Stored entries
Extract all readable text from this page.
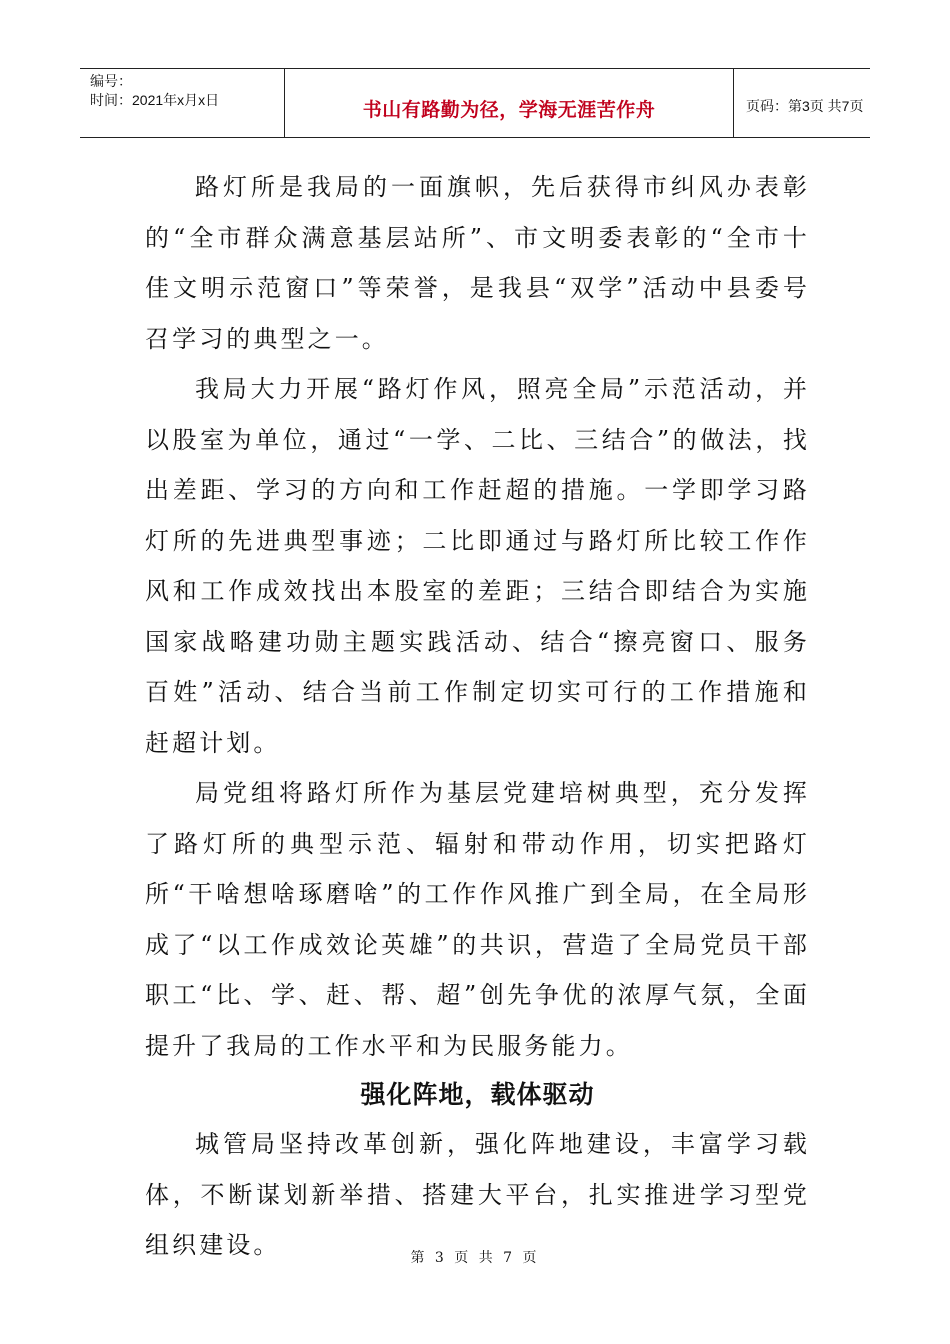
编号：
时间：2021年x月x日	书山有路勤为径，学海无涯苦作舟	页码：第3页 共7页

路灯所是我局的一面旗帜，先后获得市纠风办表彰的“全市群众满意基层站所”、市文明委表彰的“全市十佳文明示范窗口”等荣誉，是我县“双学”活动中县委号召学习的典型之一。

我局大力开展“路灯作风，照亮全局”示范活动，并以股室为单位，通过“一学、二比、三结合”的做法，找出差距、学习的方向和工作赶超的措施。一学即学习路灯所的先进典型事迹；二比即通过与路灯所比较工作作风和工作成效找出本股室的差距；三结合即结合为实施国家战略建功勋主题实践活动、结合“擦亮窗口、服务百姓”活动、结合当前工作制定切实可行的工作措施和赶超计划。

局党组将路灯所作为基层党建培树典型，充分发挥了路灯所的典型示范、辐射和带动作用，切实把路灯所“干啥想啥琢磨啥”的工作作风推广到全局，在全局形成了“以工作成效论英雄”的共识，营造了全局党员干部职工“比、学、赶、帮、超”创先争优的浓厚气氛，全面提升了我局的工作水平和为民服务能力。

强化阵地，载体驱动

城管局坚持改革创新，强化阵地建设，丰富学习载体，不断谋划新举措、搭建大平台，扎实推进学习型党组织建设。	第 3 页 共 7 页
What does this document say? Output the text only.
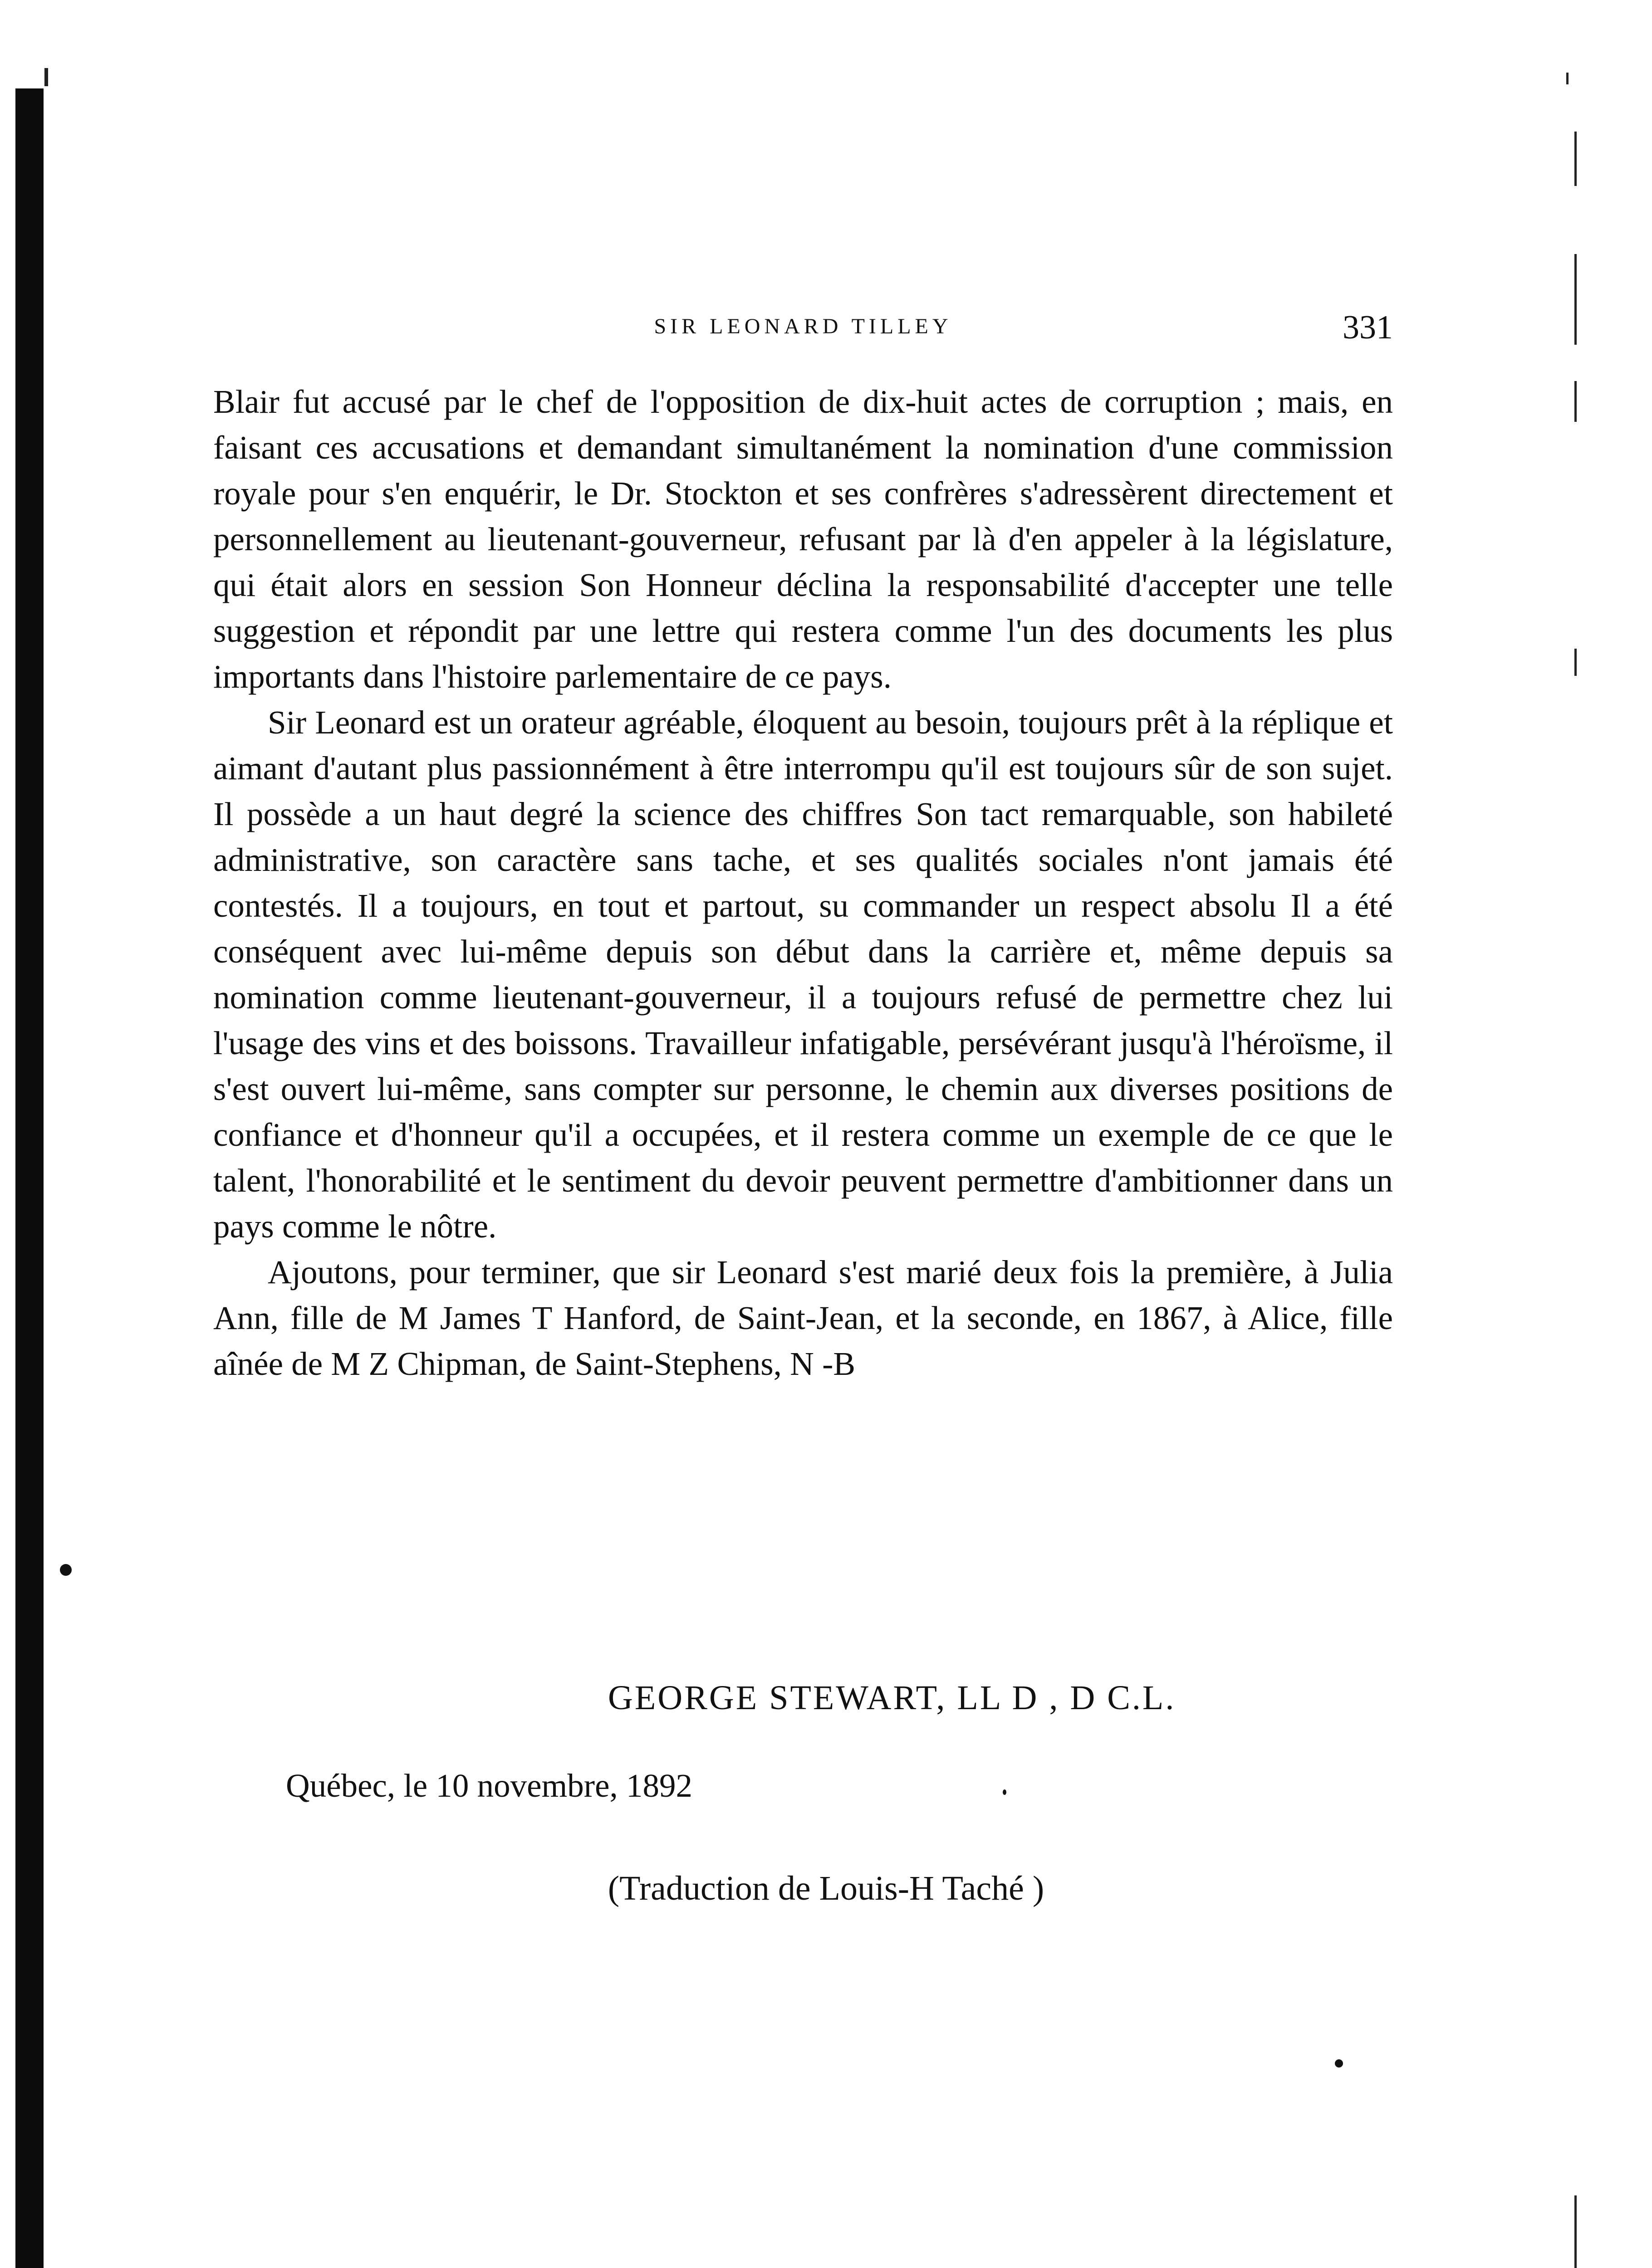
SIR LEONARD TILLEY	331

Blair fut accusé par le chef de l'opposition de dix-huit actes de corruption ; mais, en faisant ces accusations et demandant simultanément la nomination d'une commission royale pour s'en enquérir, le Dr. Stockton et ses confrères s'adressèrent directement et personnellement au lieutenant-gouverneur, refusant par là d'en appeler à la législature, qui était alors en session Son Honneur déclina la responsabilité d'accepter une telle suggestion et répondit par une lettre qui restera comme l'un des documents les plus importants dans l'histoire parlementaire de ce pays.

Sir Leonard est un orateur agréable, éloquent au besoin, toujours prêt à la réplique et aimant d'autant plus passionnément à être interrompu qu'il est toujours sûr de son sujet. Il possède a un haut degré la science des chiffres Son tact remarquable, son habileté administrative, son caractère sans tache, et ses qualités sociales n'ont jamais été contestés. Il a toujours, en tout et partout, su commander un respect absolu Il a été conséquent avec lui-même depuis son début dans la carrière et, même depuis sa nomination comme lieutenant-gouverneur, il a toujours refusé de permettre chez lui l'usage des vins et des boissons. Travailleur infatigable, persévérant jusqu'à l'héroïsme, il s'est ouvert lui-même, sans compter sur personne, le chemin aux diverses positions de confiance et d'honneur qu'il a occupées, et il restera comme un exemple de ce que le talent, l'honorabilité et le sentiment du devoir peuvent permettre d'ambitionner dans un pays comme le nôtre.

Ajoutons, pour terminer, que sir Leonard s'est marié deux fois la première, à Julia Ann, fille de M James T Hanford, de Saint-Jean, et la seconde, en 1867, à Alice, fille aînée de M Z Chipman, de Saint-Stephens, N -B

GEORGE STEWART, LL D , D C.L.
Québec, le 10 novembre, 1892
(Traduction de Louis-H Taché )
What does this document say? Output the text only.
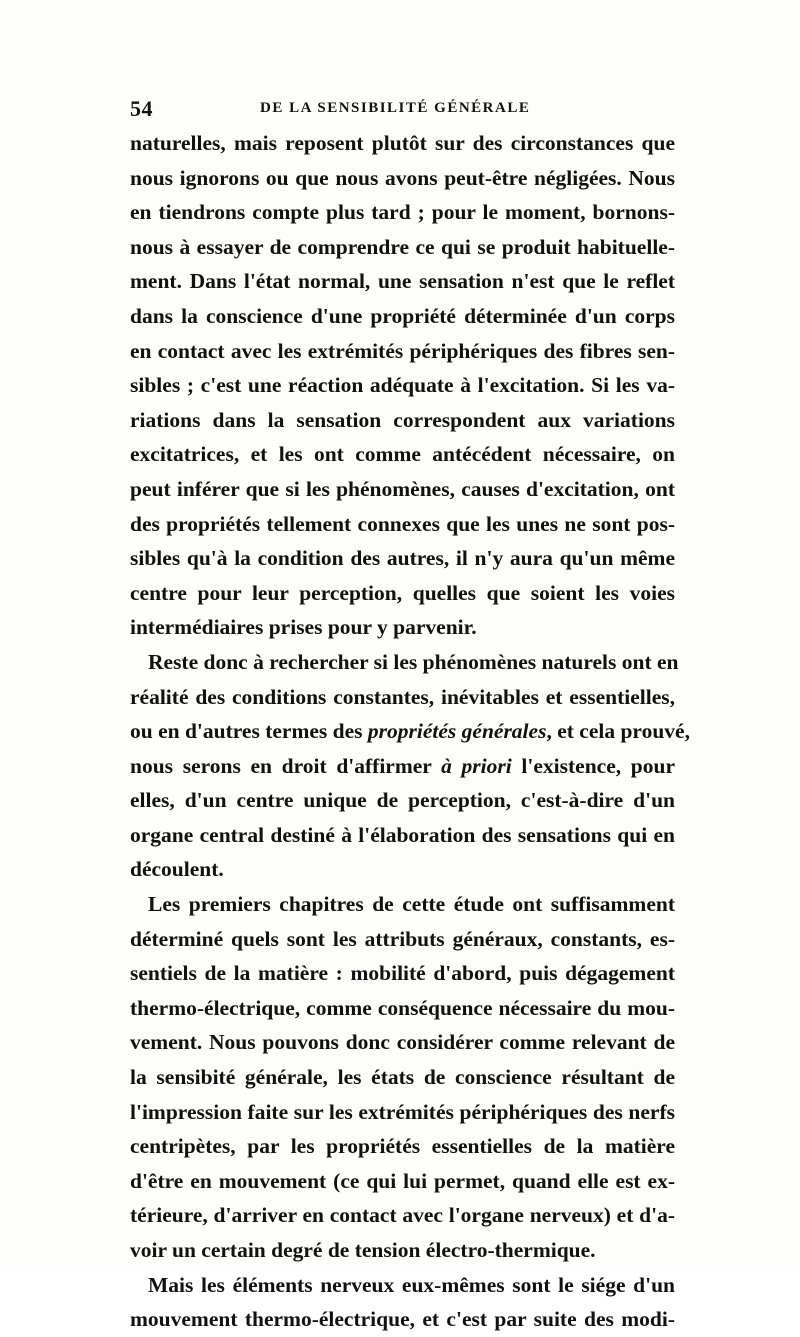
54	DE LA SENSIBILITÉ GÉNÉRALE
naturelles, mais reposent plutôt sur des circonstances que
nous ignorons ou que nous avons peut-être négligées. Nous
en tiendrons compte plus tard ; pour le moment, bornons-
nous à essayer de comprendre ce qui se produit habituelle-
ment. Dans l'état normal, une sensation n'est que le reflet
dans la conscience d'une propriété déterminée d'un corps
en contact avec les extrémités périphériques des fibres sen-
sibles ; c'est une réaction adéquate à l'excitation. Si les va-
riations dans la sensation correspondent aux variations
excitatrices, et les ont comme antécédent nécessaire, on
peut inférer que si les phénomènes, causes d'excitation, ont
des propriétés tellement connexes que les unes ne sont pos-
sibles qu'à la condition des autres, il n'y aura qu'un même
centre pour leur perception, quelles que soient les voies
intermédiaires prises pour y parvenir.
Reste donc à rechercher si les phénomènes naturels ont en
réalité des conditions constantes, inévitables et essentielles,
ou en d'autres termes des propriétés générales, et cela prouvé,
nous serons en droit d'affirmer à priori l'existence, pour
elles, d'un centre unique de perception, c'est-à-dire d'un
organe central destiné à l'élaboration des sensations qui en
découlent.
Les premiers chapitres de cette étude ont suffisamment
déterminé quels sont les attributs généraux, constants, es-
sentiels de la matière : mobilité d'abord, puis dégagement
thermo-électrique, comme conséquence nécessaire du mou-
vement. Nous pouvons donc considérer comme relevant de
la sensibité générale, les états de conscience résultant de
l'impression faite sur les extrémités périphériques des nerfs
centripètes, par les propriétés essentielles de la matière
d'être en mouvement (ce qui lui permet, quand elle est ex-
térieure, d'arriver en contact avec l'organe nerveux) et d'a-
voir un certain degré de tension électro-thermique.
Mais les éléments nerveux eux-mêmes sont le siége d'un
mouvement thermo-électrique, et c'est par suite des modi-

The exercise: Please list every line of the records that contains "comme".

The response:
Blair fut accusé par le chef de l'opposition de dix-huit actes de corruption ; mais, en faisant ces accusations et demandant simultanément la nomination d'une commission royale pour s'en enquérir, le Dr. Stockton et ses confrères s'adressèrent directement et personnellement au lieutenant-gouverneur, refusant par là d'en appeler à la législature, qui était alors en session Son Honneur déclina la responsabilité d'accepter une telle suggestion et répondit par une lettre qui restera comme l'un des documents les plus importants dans l'histoire parlementaire de ce pays.
Sir Leonard est un orateur agréable, éloquent au besoin, toujours prêt à la réplique et aimant d'autant plus passionnément à être interrompu qu'il est toujours sûr de son sujet. Il possède a un haut degré la science des chiffres Son tact remarquable, son habileté administrative, son caractère sans tache, et ses qualités sociales n'ont jamais été contestés. Il a toujours, en tout et partout, su commander un respect absolu Il a été conséquent avec lui-même depuis son début dans la carrière et, même depuis sa nomination comme lieutenant-gouverneur, il a toujours refusé de permettre chez lui l'usage des vins et des boissons. Travailleur infatigable, persévérant jusqu'à l'héroïsme, il s'est ouvert lui-même, sans compter sur personne, le chemin aux diverses positions de confiance et d'honneur qu'il a occupées, et il restera comme un exemple de ce que le talent, l'honorabilité et le sentiment du devoir peuvent permettre d'ambitionner dans un pays comme le nôtre.
excitatrices, et les ont comme antécédent nécessaire, on
thermo-électrique, comme conséquence nécessaire du mou-
vement. Nous pouvons donc considérer comme relevant de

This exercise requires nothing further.